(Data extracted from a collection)
______________________________
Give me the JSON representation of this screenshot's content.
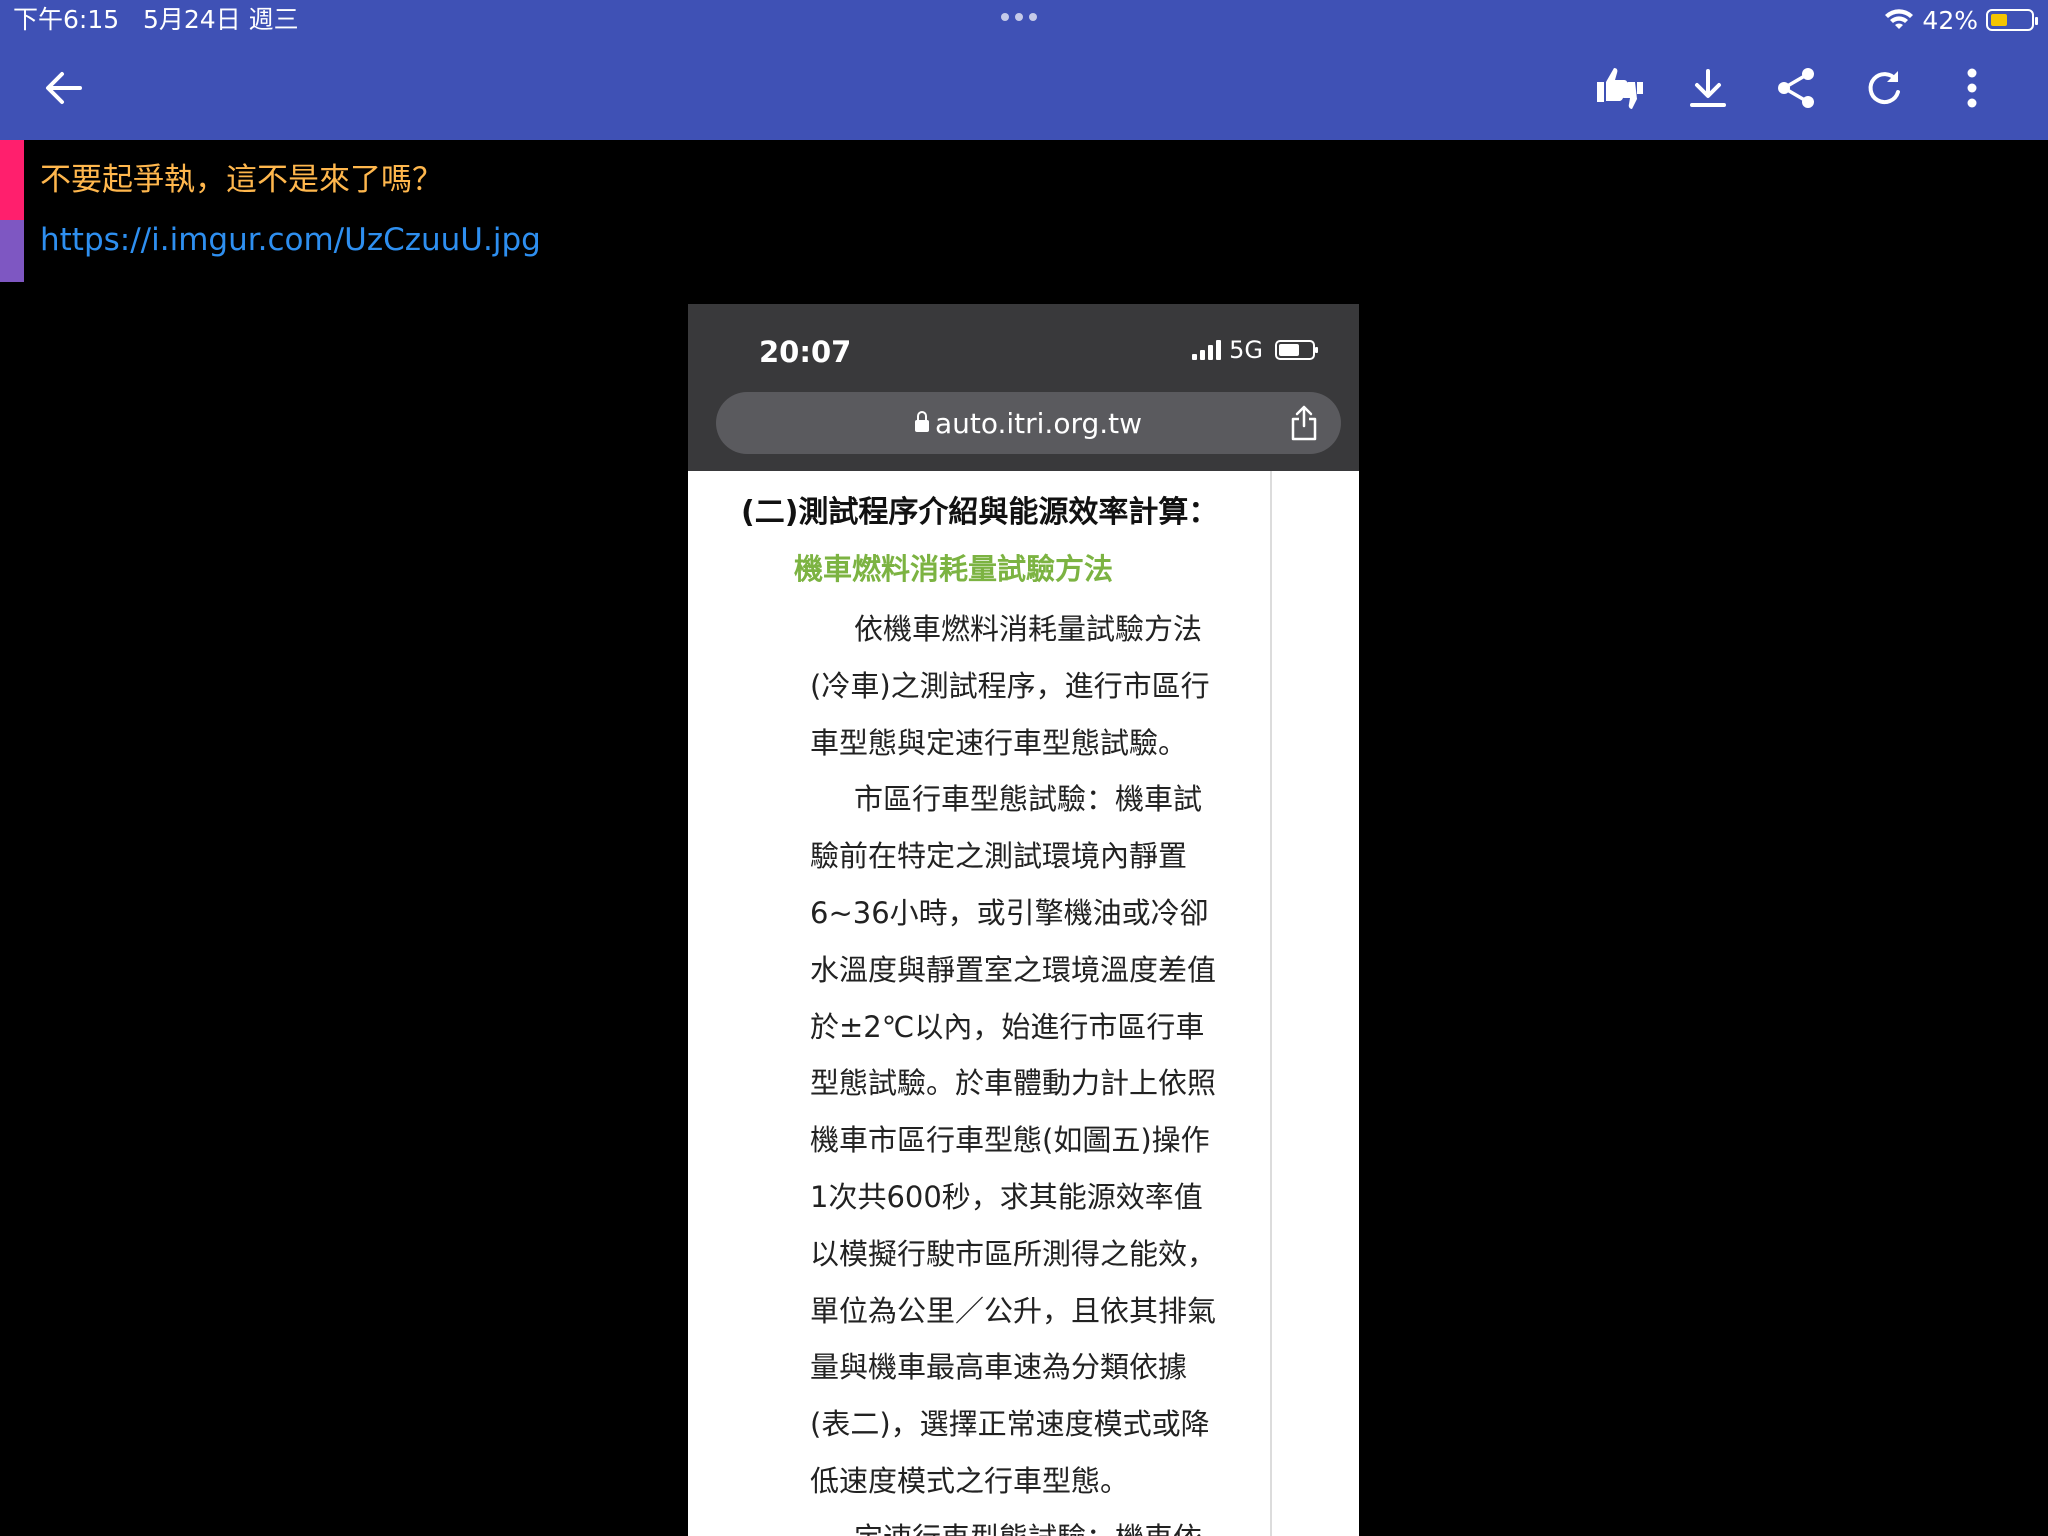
{
  "status_bar": {
    "time": "下午6:15",
    "date": "5月24日 週三",
    "battery_percent": "42%",
    "battery_level": 0.42,
    "wifi": "wifi-icon"
  },
  "toolbar": {
    "back": "arrow-left-icon",
    "actions": [
      "thumbs-up-down-icon",
      "download-icon",
      "share-icon",
      "refresh-icon",
      "more-vert-icon"
    ]
  },
  "post": {
    "quote_text": "不要起爭執，這不是來了嗎？",
    "link_text": "https://i.imgur.com/UzCzuuU.jpg",
    "accent_colors": [
      "#ff1f6d",
      "#7e57c2"
    ]
  },
  "embedded_screenshot": {
    "time": "20:07",
    "network": "5G",
    "url": "auto.itri.org.tw",
    "heading": "(二)測試程序介紹與能源效率計算：",
    "subheading": "機車燃料消耗量試驗方法",
    "body_lines": [
      "依機車燃料消耗量試驗方法",
      "(冷車)之測試程序，進行市區行",
      "車型態與定速行車型態試驗。",
      "市區行車型態試驗：機車試",
      "驗前在特定之測試環境內靜置",
      "6~36小時，或引擎機油或冷卻",
      "水溫度與靜置室之環境溫度差值",
      "於±2℃以內，始進行市區行車",
      "型態試驗。於車體動力計上依照",
      "機車市區行車型態(如圖五)操作",
      "1次共600秒，求其能源效率值",
      "以模擬行駛市區所測得之能效，",
      "單位為公里／公升，且依其排氣",
      "量與機車最高車速為分類依據",
      "(表二)，選擇正常速度模式或降",
      "低速度模式之行車型態。",
      "定速行車型態試驗：機車依"
    ],
    "colors": {
      "heading": "#111111",
      "subheading": "#7cb342",
      "body": "#222222"
    }
  }
}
______________________________
-- What you are asked to do --
Look over the material above and show each line where "icon" appears.

-- Correct response --
    "wifi": "wifi-icon"
    "back": "arrow-left-icon",
      "thumbs-up-down-icon",
      "download-icon",
      "share-icon",
      "refresh-icon",
      "more-vert-icon"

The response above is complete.